━━━━━ Material shown

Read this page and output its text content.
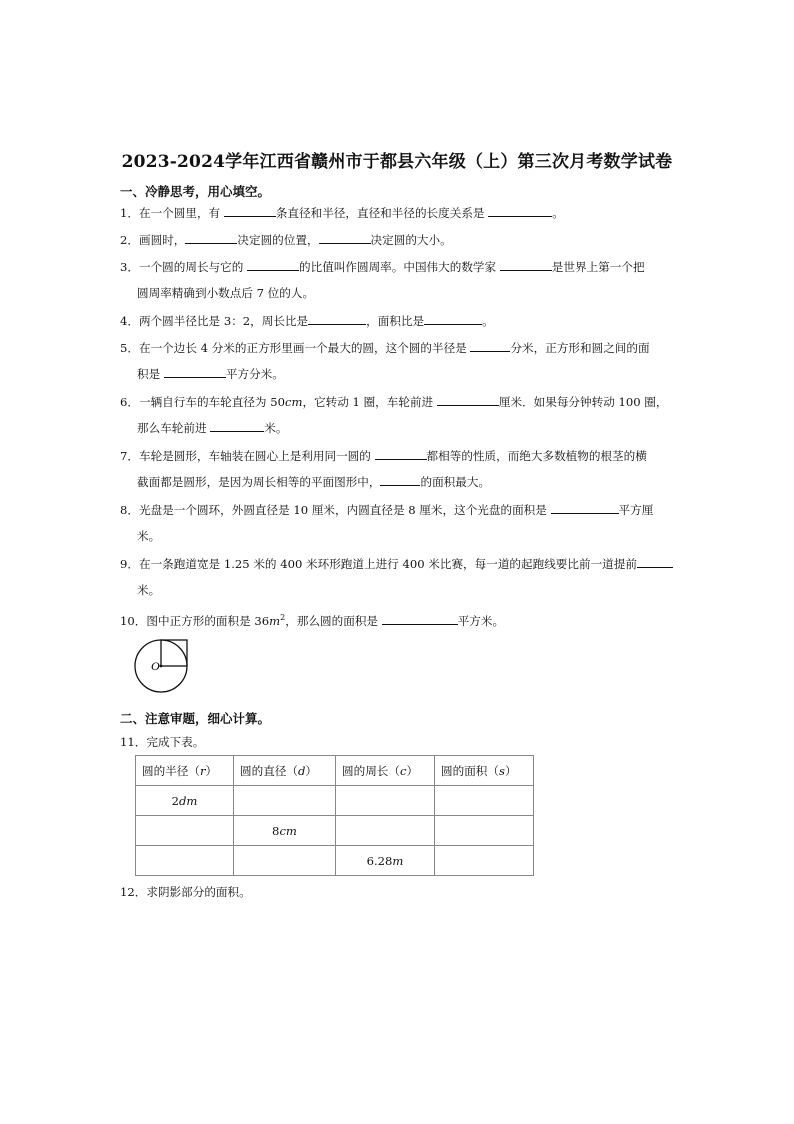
2023-2024学年江西省赣州市于都县六年级（上）第三次月考数学试卷
一、冷静思考，用心填空。
1．在一个圆里，有	条直径和半径，直径和半径的长度关系是	。
2．画圆时，	决定圆的位置，	决定圆的大小。
3．一个圆的周长与它的	的比值叫作圆周率。中国伟大的数学家	是世界上第一个把
圆周率精确到小数点后 7 位的人。
4．两个圆半径比是 3：2，周长比是	，面积比是	。
5．在一个边长 4 分米的正方形里画一个最大的圆，这个圆的半径是	分米，正方形和圆之间的面
积是	平方分米。
6．一辆自行车的车轮直径为 50cm，它转动 1 圈，车轮前进	厘米．如果每分钟转动 100 圈，
那么车轮前进	米。
7．车轮是圆形，车轴装在圆心上是利用同一圆的	都相等的性质，而绝大多数植物的根茎的横
截面都是圆形，是因为周长相等的平面图形中，	的面积最大。
8．光盘是一个圆环，外圆直径是 10 厘米，内圆直径是 8 厘米，这个光盘的面积是	平方厘
米。
9．在一条跑道宽是 1.25 米的 400 米环形跑道上进行 400 米比赛，每一道的起跑线要比前一道提前
米。
10．图中正方形的面积是 $36m^2$，那么圆的面积是	平方米。
O
二、注意审题，细心计算。
11．完成下表。
圆的半径（r）	圆的直径（d）	圆的周长（c）	圆的面积（s）
2dm			
	8cm		
		6.28m	
12．求阴影部分的面积。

━━━━━━━━━━

=== Task description ===
Working from the lines above, reproduce the material exactly and exclude its pictures.

=== Written solution ===
Read this page and output its text content.
2023-2024学年江西省赣州市于都县六年级（上）第三次月考数学试卷
一、冷静思考，用心填空。
1．在一个圆里，有	条直径和半径，直径和半径的长度关系是	。
2．画圆时，	决定圆的位置，	决定圆的大小。
3．一个圆的周长与它的	的比值叫作圆周率。中国伟大的数学家	是世界上第一个把
圆周率精确到小数点后 7 位的人。
4．两个圆半径比是 3：2，周长比是	，面积比是	。
5．在一个边长 4 分米的正方形里画一个最大的圆，这个圆的半径是	分米，正方形和圆之间的面
积是	平方分米。
6．一辆自行车的车轮直径为 50cm，它转动 1 圈，车轮前进	厘米．如果每分钟转动 100 圈，
那么车轮前进	米。
7．车轮是圆形，车轴装在圆心上是利用同一圆的	都相等的性质，而绝大多数植物的根茎的横
截面都是圆形，是因为周长相等的平面图形中，	的面积最大。
8．光盘是一个圆环，外圆直径是 10 厘米，内圆直径是 8 厘米，这个光盘的面积是	平方厘
米。
9．在一条跑道宽是 1.25 米的 400 米环形跑道上进行 400 米比赛，每一道的起跑线要比前一道提前
米。
10．图中正方形的面积是 $36m^2$，那么圆的面积是	平方米。
O
二、注意审题，细心计算。
11．完成下表。
圆的半径（r）	圆的直径（d）	圆的周长（c）	圆的面积（s）
2dm			
	8cm		
		6.28m	
12．求阴影部分的面积。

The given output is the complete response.